▶ [What to work on]
Write out the data below in full, unchanged, minus the images.

** Begin Records for the exercise **

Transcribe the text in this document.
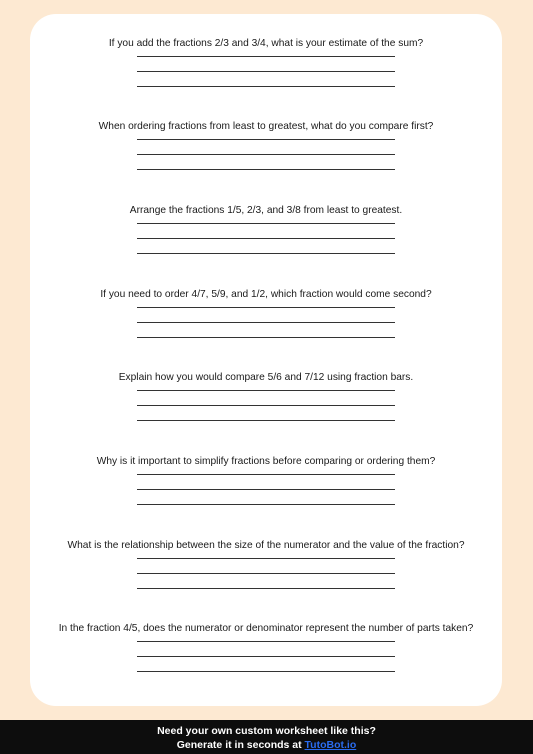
If you add the fractions 2/3 and 3/4, what is your estimate of the sum?

When ordering fractions from least to greatest, what do you compare first?

Arrange the fractions 1/5, 2/3, and 3/8 from least to greatest.

If you need to order 4/7, 5/9, and 1/2, which fraction would come second?

Explain how you would compare 5/6 and 7/12 using fraction bars.

Why is it important to simplify fractions before comparing or ordering them?

What is the relationship between the size of the numerator and the value of the fraction?

In the fraction 4/5, does the numerator or denominator represent the number of parts taken?

Need your own custom worksheet like this?
Generate it in seconds at TutoBot.io
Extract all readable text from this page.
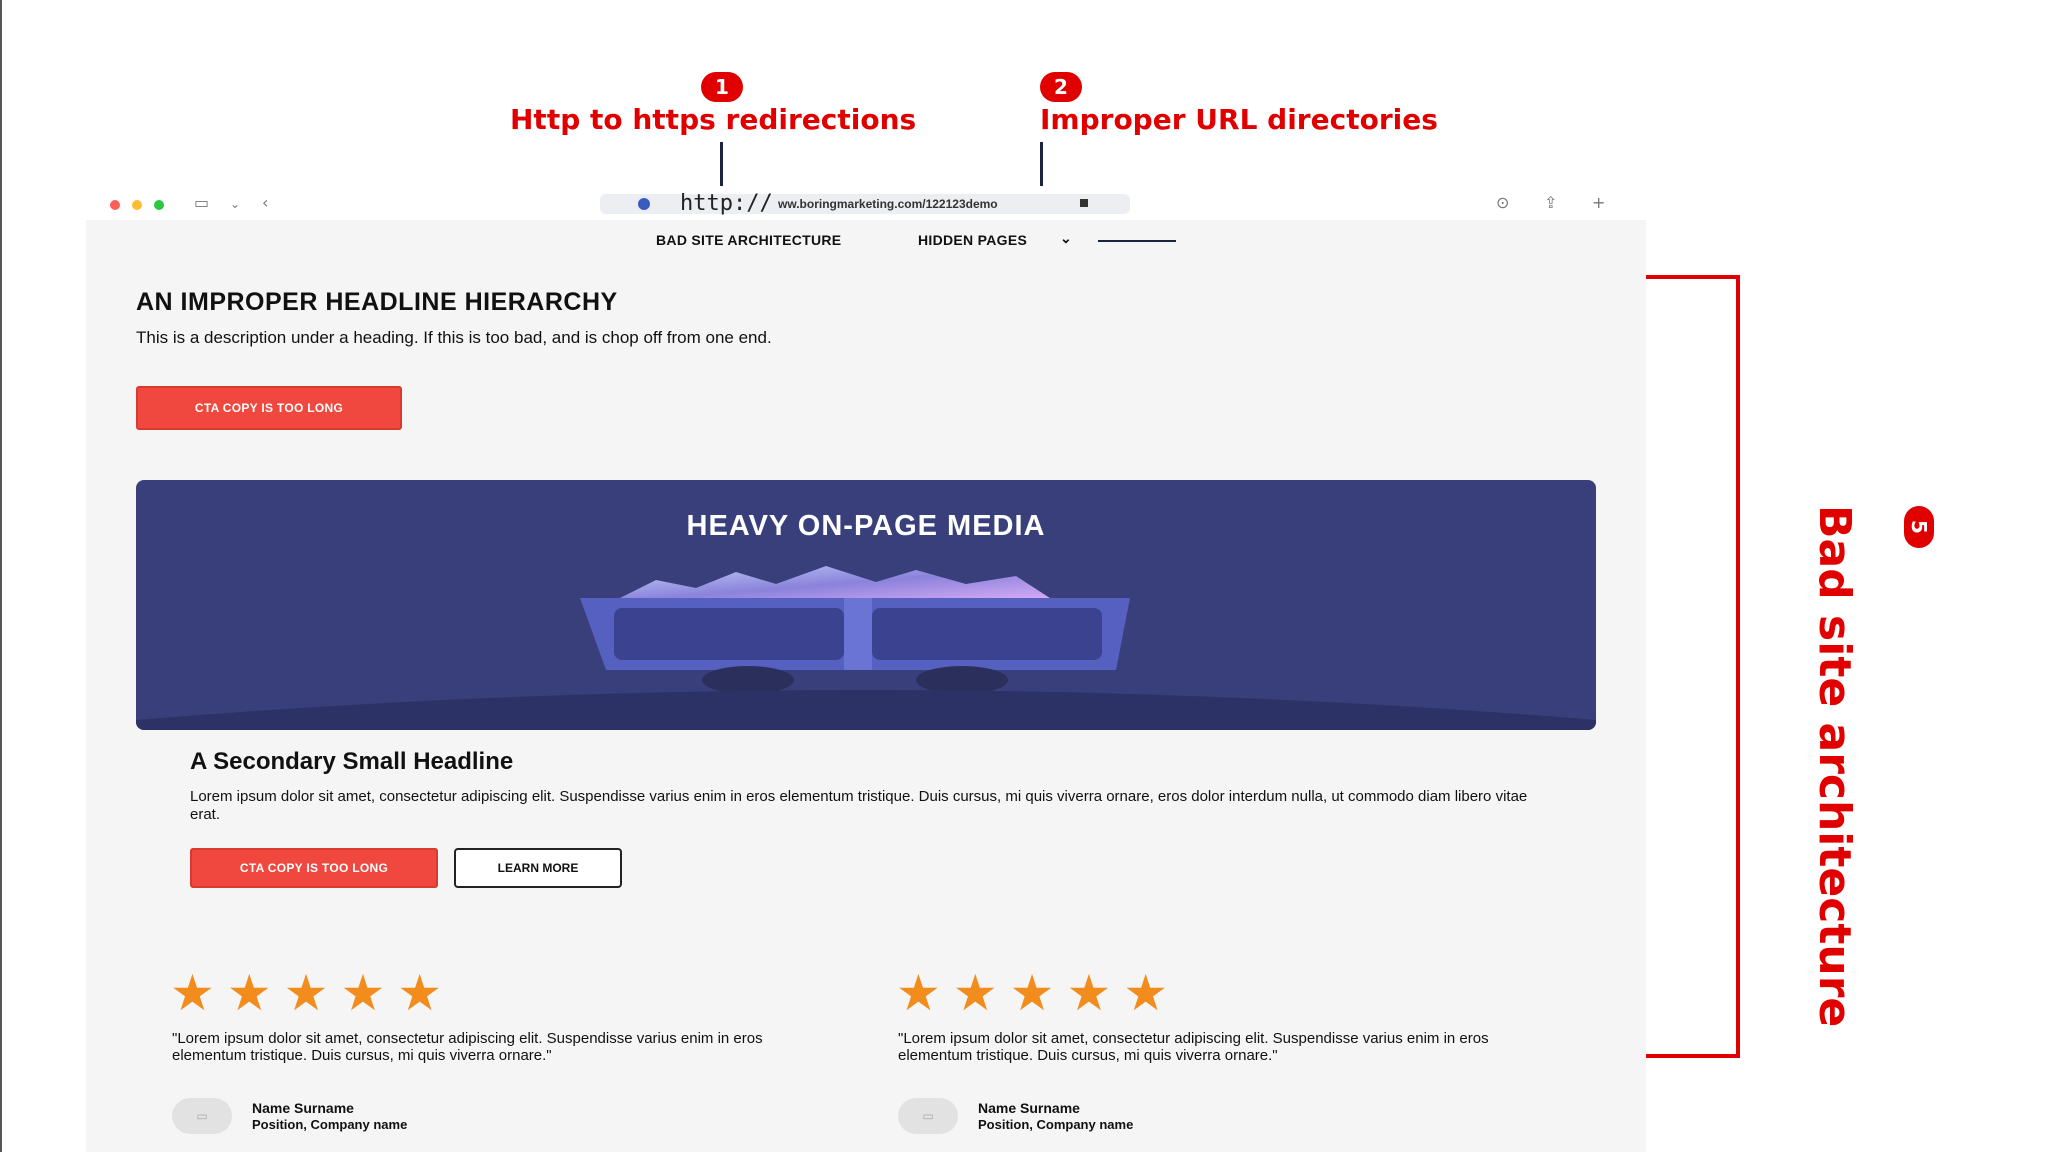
1
Http to https redirections
2
Improper URL directories
▭ ⌄ ‹	http:// ww.boringmarketing.com/122123demo	⊙ ⇪ +
BAD SITE ARCHITECTURE	HIDDEN PAGES ⌄
AN IMPROPER HEADLINE HIERARCHY
This is a description under a heading. If this is too bad, and is chop off from one end.
CTA COPY IS TOO LONG
HEAVY ON-PAGE MEDIA
A Secondary Small Headline
Lorem ipsum dolor sit amet, consectetur adipiscing elit. Suspendisse varius enim in eros elementum tristique. Duis cursus, mi quis viverra ornare, eros dolor interdum nulla, ut commodo diam libero vitae erat.
CTA COPY IS TOO LONG	LEARN MORE
★★★★★
"Lorem ipsum dolor sit amet, consectetur adipiscing elit. Suspendisse varius enim in eros elementum tristique. Duis cursus, mi quis viverra ornare."
▭	Name Surname
Position, Company name
★★★★★
"Lorem ipsum dolor sit amet, consectetur adipiscing elit. Suspendisse varius enim in eros elementum tristique. Duis cursus, mi quis viverra ornare."
▭	Name Surname
Position, Company name
5
Bad site architecture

** End Records for the exercise **

▶ [Complete output]
Transcribe the text in this document.
If you add the fractions 2/3 and 3/4, what is your estimate of the sum?

When ordering fractions from least to greatest, what do you compare first?

Arrange the fractions 1/5, 2/3, and 3/8 from least to greatest.

If you need to order 4/7, 5/9, and 1/2, which fraction would come second?

Explain how you would compare 5/6 and 7/12 using fraction bars.

Why is it important to simplify fractions before comparing or ordering them?

What is the relationship between the size of the numerator and the value of the fraction?

In the fraction 4/5, does the numerator or denominator represent the number of parts taken?

Need your own custom worksheet like this?
Generate it in seconds at TutoBot.io
Extract all readable text from this page.
1
Http to https redirections
2
Improper URL directories
▭ ⌄ ‹	http:// ww.boringmarketing.com/122123demo	⊙ ⇪ +
BAD SITE ARCHITECTURE	HIDDEN PAGES ⌄
AN IMPROPER HEADLINE HIERARCHY
This is a description under a heading. If this is too bad, and is chop off from one end.
CTA COPY IS TOO LONG
HEAVY ON-PAGE MEDIA
A Secondary Small Headline
Lorem ipsum dolor sit amet, consectetur adipiscing elit. Suspendisse varius enim in eros elementum tristique. Duis cursus, mi quis viverra ornare, eros dolor interdum nulla, ut commodo diam libero vitae erat.
CTA COPY IS TOO LONG	LEARN MORE
★★★★★
"Lorem ipsum dolor sit amet, consectetur adipiscing elit. Suspendisse varius enim in eros elementum tristique. Duis cursus, mi quis viverra ornare."
▭	Name Surname
Position, Company name
★★★★★
"Lorem ipsum dolor sit amet, consectetur adipiscing elit. Suspendisse varius enim in eros elementum tristique. Duis cursus, mi quis viverra ornare."
▭	Name Surname
Position, Company name
5
Bad site architecture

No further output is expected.